▸ WRITTEN INSTRUCTION: Count each line below that has "JSON" anywhere in it. Answer with the total alone.

[Data tied to figure images]
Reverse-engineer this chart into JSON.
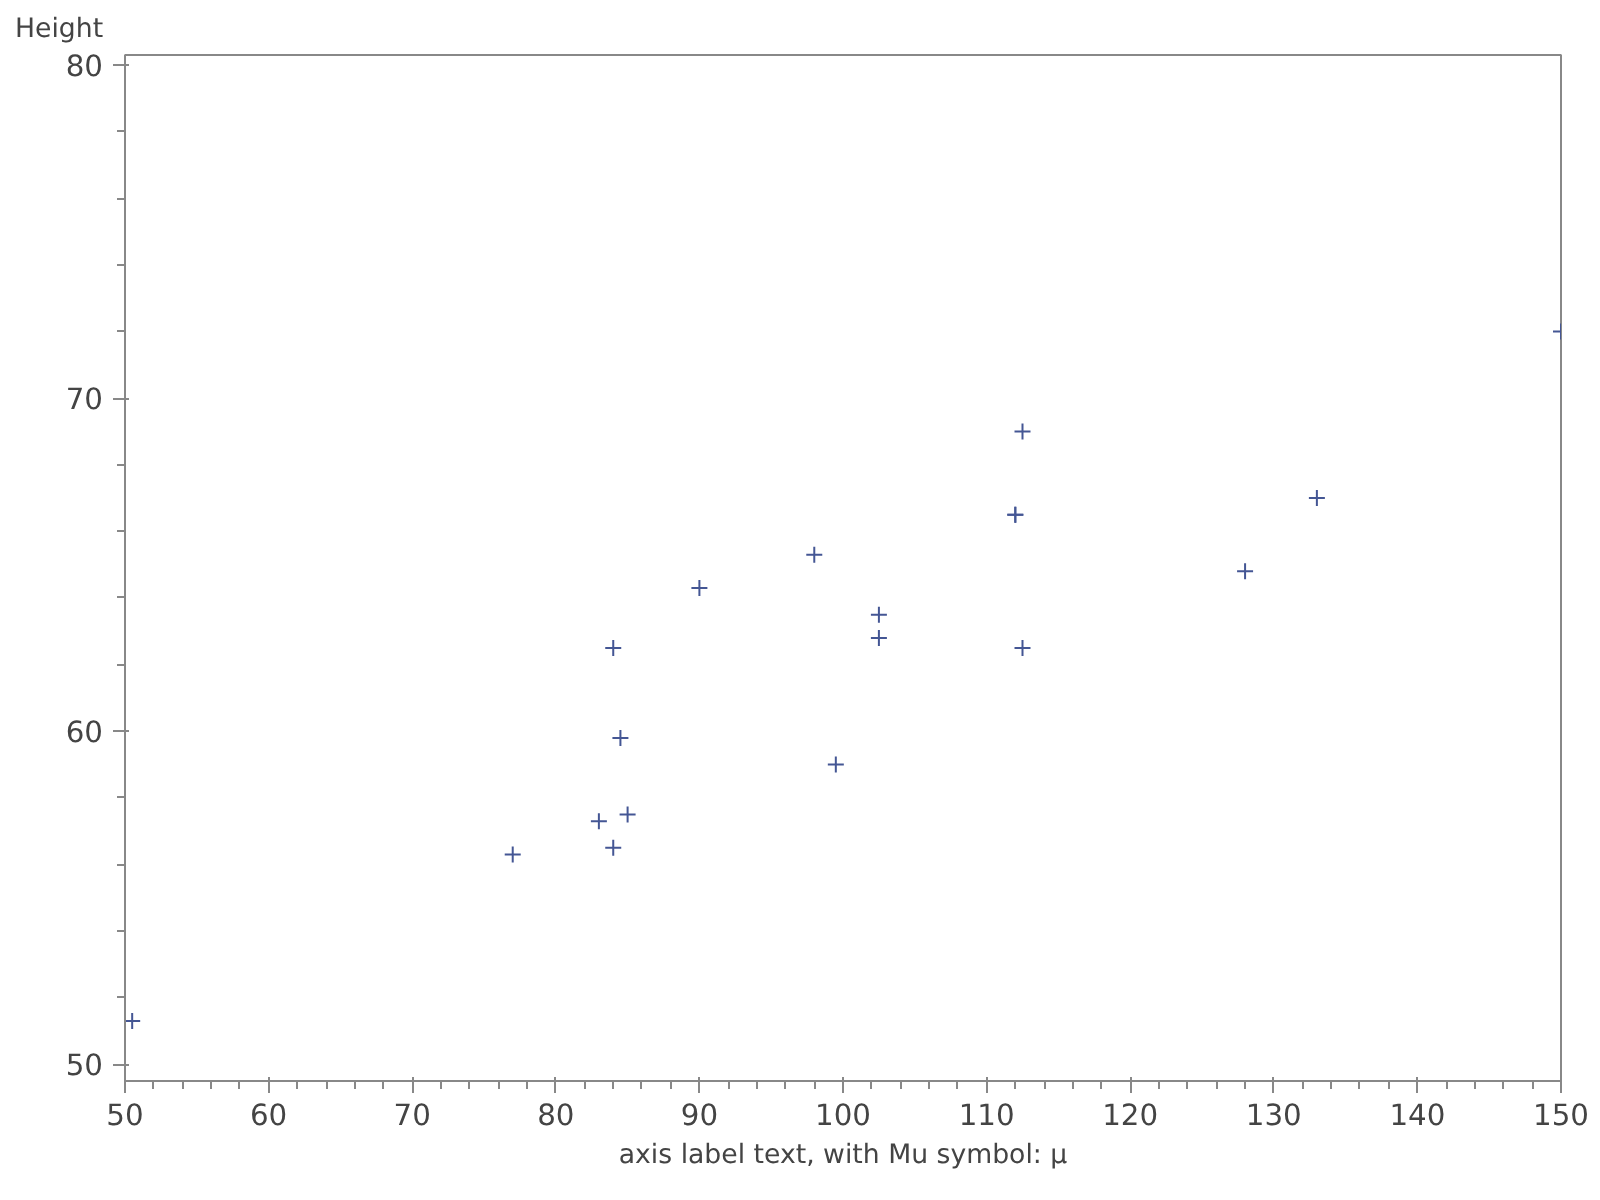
{
  "chart_data": {
    "type": "scatter",
    "xlabel": "axis label text, with Mu symbol: µ",
    "ylabel": "Height",
    "x": [
      112.5,
      84.0,
      98.0,
      102.5,
      102.5,
      83.0,
      84.5,
      112.5,
      84.0,
      99.5,
      50.5,
      90.0,
      77.0,
      112.0,
      150.0,
      128.0,
      133.0,
      85.0,
      112.0
    ],
    "values": [
      69.0,
      56.5,
      65.3,
      62.8,
      63.5,
      57.3,
      59.8,
      62.5,
      62.5,
      59.0,
      51.3,
      64.3,
      56.3,
      66.5,
      72.0,
      64.8,
      67.0,
      57.5,
      66.5
    ],
    "color": "#445694",
    "marker": "cross",
    "xlim": [
      50,
      150
    ],
    "xticks": [
      50,
      60,
      70,
      80,
      90,
      100,
      110,
      120,
      130,
      140,
      150
    ],
    "ylim": [
      49.5,
      80.3
    ],
    "yticks": [
      50,
      60,
      70,
      80
    ],
    "grid": false
  }
}
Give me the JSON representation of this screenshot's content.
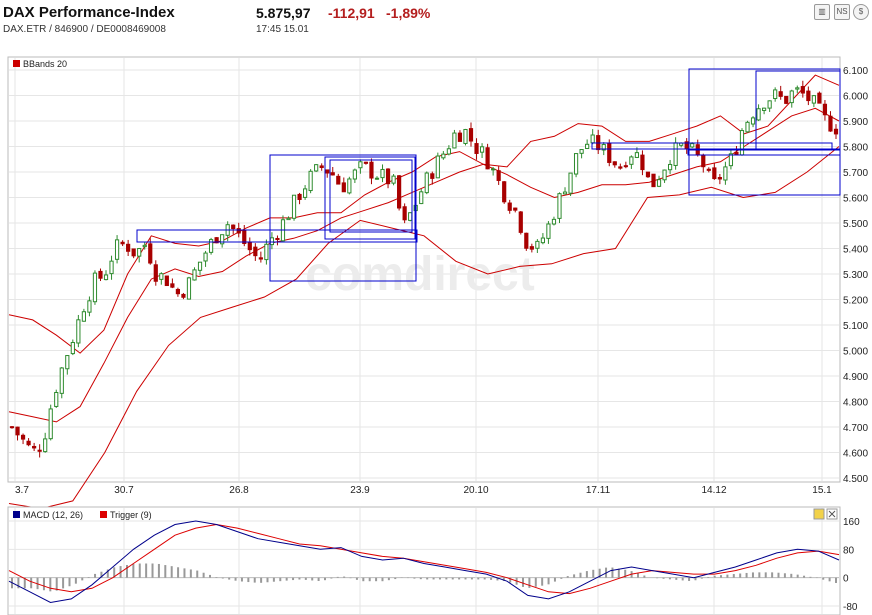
{
  "header": {
    "title": "DAX Performance-Index",
    "subtitle": "DAX.ETR  /  846900  /  DE0008469008",
    "price": "5.875,97",
    "change": "-112,91",
    "change_pct": "-1,89%",
    "time": "17:45   15.01",
    "toolbar": [
      {
        "name": "bar-chart-icon",
        "glyph": "▥"
      },
      {
        "name": "news-icon",
        "glyph": "NS"
      },
      {
        "name": "currency-icon",
        "glyph": "$"
      }
    ]
  },
  "watermark": "comdirect",
  "colors": {
    "up": "#2e8b2e",
    "down": "#a80000",
    "bands": "#cc0000",
    "macd": "#00008b",
    "trigger": "#dd0000",
    "histogram": "#999999",
    "boxes": "#0000cc"
  },
  "chart_data": [
    {
      "type": "candlestick",
      "legend": [
        {
          "name": "BBands 20",
          "color": "#cc0000"
        }
      ],
      "x_ticks": [
        "3.7",
        "30.7",
        "26.8",
        "23.9",
        "20.10",
        "17.11",
        "14.12",
        "15.1"
      ],
      "y_ticks": [
        "6.100",
        "6.000",
        "5.900",
        "5.800",
        "5.700",
        "5.600",
        "5.500",
        "5.400",
        "5.300",
        "5.200",
        "5.100",
        "5.000",
        "4.900",
        "4.800",
        "4.700",
        "4.600",
        "4.500"
      ],
      "ylim": [
        4500,
        6100
      ],
      "close_path": [
        4700,
        4650,
        4600,
        4640,
        4820,
        4950,
        5060,
        5180,
        5270,
        5300,
        5400,
        5420,
        5380,
        5420,
        5300,
        5280,
        5220,
        5250,
        5330,
        5400,
        5460,
        5500,
        5450,
        5400,
        5350,
        5430,
        5480,
        5550,
        5620,
        5680,
        5720,
        5700,
        5640,
        5680,
        5720,
        5700,
        5680,
        5660,
        5480,
        5560,
        5650,
        5720,
        5780,
        5850,
        5860,
        5800,
        5760,
        5680,
        5600,
        5540,
        5420,
        5400,
        5480,
        5580,
        5680,
        5780,
        5820,
        5800,
        5760,
        5720,
        5780,
        5760,
        5640,
        5700,
        5770,
        5800,
        5780,
        5740,
        5640,
        5700,
        5760,
        5880,
        5940,
        5980,
        6000,
        5980,
        6020,
        6000,
        5960,
        5900,
        5876
      ],
      "upper_band": [
        5140,
        5120,
        5060,
        4990,
        5080,
        5300,
        5450,
        5420,
        5410,
        5430,
        5480,
        5520,
        5520,
        5540,
        5540,
        5610,
        5660,
        5700,
        5760,
        5780,
        5730,
        5720,
        5820,
        5840,
        5890,
        5880,
        5820,
        5820,
        5850,
        5880,
        5920,
        5850,
        5880,
        5980,
        6080,
        6040
      ],
      "middle_band": [
        4760,
        4740,
        4720,
        4780,
        4950,
        5130,
        5280,
        5320,
        5290,
        5310,
        5370,
        5420,
        5440,
        5470,
        5520,
        5550,
        5580,
        5620,
        5660,
        5700,
        5730,
        5690,
        5640,
        5600,
        5620,
        5650,
        5650,
        5660,
        5690,
        5720,
        5740,
        5800,
        5860,
        5920,
        5950,
        5900
      ],
      "lower_band": [
        4400,
        4380,
        4410,
        4600,
        4840,
        5020,
        5130,
        5170,
        5210,
        5280,
        5420,
        5510,
        5480,
        5450,
        5350,
        5300,
        5330,
        5340,
        5380,
        5400,
        5600,
        5610,
        5640,
        5600,
        5620,
        5700,
        5800
      ]
    },
    {
      "type": "macd",
      "legend": [
        {
          "name": "MACD (12, 26)",
          "color": "#00008b"
        },
        {
          "name": "Trigger (9)",
          "color": "#dd0000"
        }
      ],
      "y_ticks": [
        "160",
        "80",
        "0",
        "-80"
      ],
      "ylim": [
        -80,
        160
      ],
      "macd": [
        -10,
        -40,
        -70,
        -60,
        -20,
        30,
        80,
        120,
        150,
        160,
        150,
        130,
        110,
        100,
        90,
        80,
        85,
        60,
        50,
        55,
        40,
        30,
        20,
        10,
        -10,
        -50,
        -60,
        -40,
        -10,
        20,
        30,
        20,
        10,
        0,
        15,
        30,
        50,
        70,
        80,
        75,
        50
      ],
      "trigger": [
        20,
        -10,
        -30,
        -40,
        -30,
        0,
        40,
        80,
        120,
        140,
        150,
        140,
        125,
        110,
        95,
        90,
        80,
        70,
        60,
        55,
        45,
        35,
        25,
        15,
        0,
        -20,
        -40,
        -45,
        -30,
        -10,
        10,
        20,
        15,
        10,
        10,
        20,
        35,
        55,
        70,
        75,
        65
      ],
      "histogram": [
        -30,
        -30,
        -40,
        -20,
        10,
        30,
        40,
        40,
        30,
        20,
        0,
        -10,
        -15,
        -10,
        -5,
        -10,
        5,
        -10,
        -10,
        0,
        -5,
        -5,
        -5,
        -5,
        -10,
        -30,
        -20,
        5,
        20,
        30,
        20,
        0,
        -5,
        -10,
        5,
        10,
        15,
        15,
        10,
        0,
        -15
      ]
    }
  ]
}
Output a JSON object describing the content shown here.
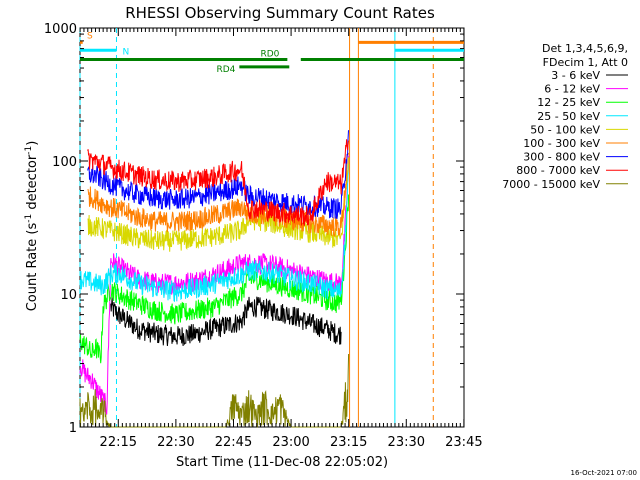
{
  "chart_data": {
    "type": "line",
    "title": "RHESSI Observing Summary Count Rates",
    "xlabel": "Start Time (11-Dec-08 22:05:02)",
    "ylabel_main": "Count Rate (s",
    "ylabel_sup1": "-1",
    "ylabel_mid": " detector",
    "ylabel_sup2": "-1",
    "ylabel_end": ")",
    "y_scale": "log",
    "ylim": [
      1,
      1000
    ],
    "xlim_minutes": [
      0,
      100
    ],
    "y_ticks": [
      {
        "value": 1000,
        "label": "1000"
      },
      {
        "value": 100,
        "label": "100"
      },
      {
        "value": 10,
        "label": "10"
      },
      {
        "value": 1,
        "label": "1"
      }
    ],
    "x_ticks": [
      {
        "minute": 9.97,
        "label": "22:15"
      },
      {
        "minute": 24.97,
        "label": "22:30"
      },
      {
        "minute": 39.97,
        "label": "22:45"
      },
      {
        "minute": 54.97,
        "label": "23:00"
      },
      {
        "minute": 69.97,
        "label": "23:15"
      },
      {
        "minute": 84.97,
        "label": "23:30"
      },
      {
        "minute": 99.97,
        "label": "23:45"
      }
    ],
    "legend_header": [
      "Det 1,3,4,5,6,9,",
      "FDecim 1, Att 0"
    ],
    "legend_placement": "right",
    "series": [
      {
        "name": "3 - 6 keV",
        "color": "#000000",
        "x": [
          8,
          10,
          15,
          20,
          25,
          30,
          35,
          40,
          42,
          44,
          46,
          50,
          55,
          60,
          64,
          67,
          68
        ],
        "y": [
          8,
          7,
          5.5,
          5,
          4.8,
          5,
          5.5,
          6,
          6.2,
          8,
          8,
          7.5,
          7,
          6,
          5.5,
          5,
          5
        ]
      },
      {
        "name": "6 - 12 keV",
        "color": "#ff00ff",
        "x": [
          0,
          1,
          2,
          3,
          4,
          5,
          6,
          7,
          8,
          10,
          15,
          20,
          25,
          30,
          35,
          40,
          42,
          44,
          46,
          50,
          55,
          60,
          64,
          67,
          68,
          69,
          70
        ],
        "y": [
          3,
          2.6,
          2.4,
          2.3,
          2,
          1.8,
          1.6,
          1.4,
          18,
          16,
          13,
          12,
          12,
          12.5,
          14,
          16,
          17,
          17,
          17,
          16.5,
          15,
          13.5,
          12.5,
          12,
          12,
          30,
          100
        ]
      },
      {
        "name": "12 - 25 keV",
        "color": "#00ff00",
        "x": [
          0,
          1,
          2,
          3,
          4,
          5,
          5.5,
          6,
          8,
          10,
          15,
          20,
          25,
          30,
          35,
          40,
          42,
          44,
          46,
          50,
          55,
          60,
          64,
          67,
          68,
          69,
          70
        ],
        "y": [
          4.5,
          4.2,
          4,
          3.5,
          4,
          3.5,
          3.5,
          8,
          11,
          10,
          8.5,
          7.5,
          7,
          7.5,
          8,
          9.5,
          10,
          13,
          13,
          12,
          11,
          10,
          9,
          8.5,
          9,
          20,
          60
        ]
      },
      {
        "name": "25 - 50 keV",
        "color": "#00e8ff",
        "x": [
          0,
          2,
          4,
          6,
          8,
          10,
          15,
          20,
          25,
          30,
          35,
          40,
          42,
          44,
          46,
          50,
          55,
          60,
          64,
          67,
          68,
          69,
          70
        ],
        "y": [
          13,
          12.5,
          12,
          11.5,
          14,
          14.5,
          12,
          11,
          10.5,
          11,
          12,
          13.5,
          14,
          15,
          15,
          14.5,
          13,
          12,
          11,
          10.5,
          10.5,
          25,
          90
        ]
      },
      {
        "name": "50 - 100 keV",
        "color": "#d8d800",
        "x": [
          2,
          4,
          6,
          8,
          10,
          15,
          20,
          25,
          30,
          35,
          40,
          42,
          44,
          46,
          50,
          55,
          60,
          64,
          67,
          68,
          69,
          70
        ],
        "y": [
          33,
          32,
          31,
          30,
          29,
          26,
          25,
          25,
          26,
          27,
          29,
          30,
          36,
          36,
          34,
          31,
          29,
          27,
          26,
          26,
          50,
          110
        ]
      },
      {
        "name": "100 - 300 keV",
        "color": "#ff7f00",
        "x": [
          2,
          4,
          6,
          8,
          10,
          15,
          20,
          25,
          30,
          35,
          40,
          42,
          44,
          46,
          50,
          55,
          60,
          64,
          67,
          68,
          69,
          70
        ],
        "y": [
          55,
          52,
          48,
          45,
          43,
          38,
          35,
          35,
          36,
          39,
          43,
          45,
          40,
          40,
          39,
          36,
          34,
          33,
          32,
          32,
          60,
          120
        ]
      },
      {
        "name": "300 - 800 keV",
        "color": "#0000ff",
        "x": [
          2,
          4,
          6,
          8,
          10,
          15,
          20,
          25,
          30,
          35,
          40,
          42,
          44,
          46,
          50,
          55,
          60,
          64,
          67,
          68,
          69,
          70
        ],
        "y": [
          80,
          78,
          72,
          67,
          63,
          56,
          52,
          51,
          53,
          57,
          62,
          66,
          54,
          54,
          51,
          48,
          46,
          45,
          44,
          44,
          80,
          160
        ]
      },
      {
        "name": "800 - 7000 keV",
        "color": "#ff0000",
        "x": [
          2,
          4,
          6,
          8,
          10,
          15,
          20,
          25,
          30,
          35,
          40,
          42,
          44,
          46,
          50,
          55,
          60,
          64,
          67,
          68,
          69,
          70
        ],
        "y": [
          104,
          100,
          95,
          90,
          86,
          78,
          72,
          70,
          72,
          76,
          84,
          87,
          44,
          44,
          42,
          40,
          38,
          70,
          68,
          66,
          100,
          170
        ]
      },
      {
        "name": "7000 - 15000 keV",
        "color": "#808000",
        "x": [
          0,
          1,
          2,
          3,
          4,
          5,
          6,
          7,
          8,
          10,
          20,
          30,
          38,
          40,
          42,
          44,
          46,
          48,
          50,
          52,
          55,
          60,
          64,
          66,
          68,
          69,
          70
        ],
        "y": [
          2,
          1.4,
          2,
          1.5,
          2,
          1.3,
          2,
          1.2,
          1,
          1,
          1,
          1,
          1,
          2,
          1.5,
          2,
          1.4,
          2,
          1.5,
          2,
          1,
          1,
          1,
          1,
          1,
          2,
          4
        ]
      }
    ],
    "flag_lines": [
      {
        "label": "S",
        "color": "#ff7f00",
        "segments": [
          [
            0,
            0.7
          ]
        ],
        "level": 780
      },
      {
        "label": "N",
        "color": "#00e8ff",
        "segments": [
          [
            0,
            9.5
          ]
        ],
        "level": 680
      },
      {
        "label": "RD0",
        "color": "#008000",
        "segments": [
          [
            0,
            54
          ],
          [
            57.5,
            100
          ]
        ],
        "level": 580
      },
      {
        "label": "RD4",
        "color": "#008000",
        "segments": [
          [
            41.5,
            54.5
          ]
        ],
        "level": 510
      },
      {
        "label": "",
        "color": "#ff7f00",
        "segments": [
          [
            72.5,
            100
          ]
        ],
        "level": 780
      },
      {
        "label": "",
        "color": "#00e8ff",
        "segments": [
          [
            82,
            100
          ]
        ],
        "level": 680
      }
    ],
    "vertical_markers": [
      {
        "minute": 0,
        "color": "#00e8ff",
        "style": "dashed"
      },
      {
        "minute": 9.5,
        "color": "#00e8ff",
        "style": "dashed"
      },
      {
        "minute": 70.2,
        "color": "#ff7f00",
        "style": "solid"
      },
      {
        "minute": 72.5,
        "color": "#ff7f00",
        "style": "solid"
      },
      {
        "minute": 82,
        "color": "#00e8ff",
        "style": "solid"
      },
      {
        "minute": 92,
        "color": "#ff7f00",
        "style": "dashed"
      }
    ]
  },
  "footer": {
    "date": "16-Oct-2021 07:00"
  }
}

▸ WRITTEN SOLUTION: 3